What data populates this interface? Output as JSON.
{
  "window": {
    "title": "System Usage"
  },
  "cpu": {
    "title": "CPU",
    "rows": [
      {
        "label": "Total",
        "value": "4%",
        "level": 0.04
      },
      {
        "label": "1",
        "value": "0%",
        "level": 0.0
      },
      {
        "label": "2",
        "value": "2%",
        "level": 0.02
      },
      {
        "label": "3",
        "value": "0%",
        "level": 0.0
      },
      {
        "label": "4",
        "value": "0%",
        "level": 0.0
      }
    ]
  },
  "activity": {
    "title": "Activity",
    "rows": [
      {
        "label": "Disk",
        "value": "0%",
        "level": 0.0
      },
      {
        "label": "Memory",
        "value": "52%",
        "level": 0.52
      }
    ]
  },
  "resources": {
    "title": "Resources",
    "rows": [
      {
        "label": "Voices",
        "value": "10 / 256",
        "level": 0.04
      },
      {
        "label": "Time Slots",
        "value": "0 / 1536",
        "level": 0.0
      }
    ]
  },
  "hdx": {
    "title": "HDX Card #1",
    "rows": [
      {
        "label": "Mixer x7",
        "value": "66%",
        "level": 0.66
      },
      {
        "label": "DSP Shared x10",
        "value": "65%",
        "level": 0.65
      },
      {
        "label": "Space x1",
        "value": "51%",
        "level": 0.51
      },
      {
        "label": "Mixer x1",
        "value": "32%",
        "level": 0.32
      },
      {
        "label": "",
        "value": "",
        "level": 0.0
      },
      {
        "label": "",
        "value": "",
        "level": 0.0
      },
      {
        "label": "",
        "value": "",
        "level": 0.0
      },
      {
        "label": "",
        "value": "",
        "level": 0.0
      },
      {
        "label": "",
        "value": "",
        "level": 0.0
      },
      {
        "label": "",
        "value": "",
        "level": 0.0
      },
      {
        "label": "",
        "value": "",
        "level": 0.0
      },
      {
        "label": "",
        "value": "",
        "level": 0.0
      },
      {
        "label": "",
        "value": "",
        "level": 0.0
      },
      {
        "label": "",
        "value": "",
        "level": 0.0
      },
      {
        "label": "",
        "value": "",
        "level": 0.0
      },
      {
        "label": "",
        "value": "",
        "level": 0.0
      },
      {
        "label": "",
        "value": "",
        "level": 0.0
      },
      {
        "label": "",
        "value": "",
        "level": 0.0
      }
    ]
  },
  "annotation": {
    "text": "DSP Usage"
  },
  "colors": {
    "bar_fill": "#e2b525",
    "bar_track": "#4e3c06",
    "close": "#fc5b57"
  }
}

·····

THE REQUEST -> Using the listing above, work out how many of its lines include "title", and give only the result.

TASK RESULT -> 5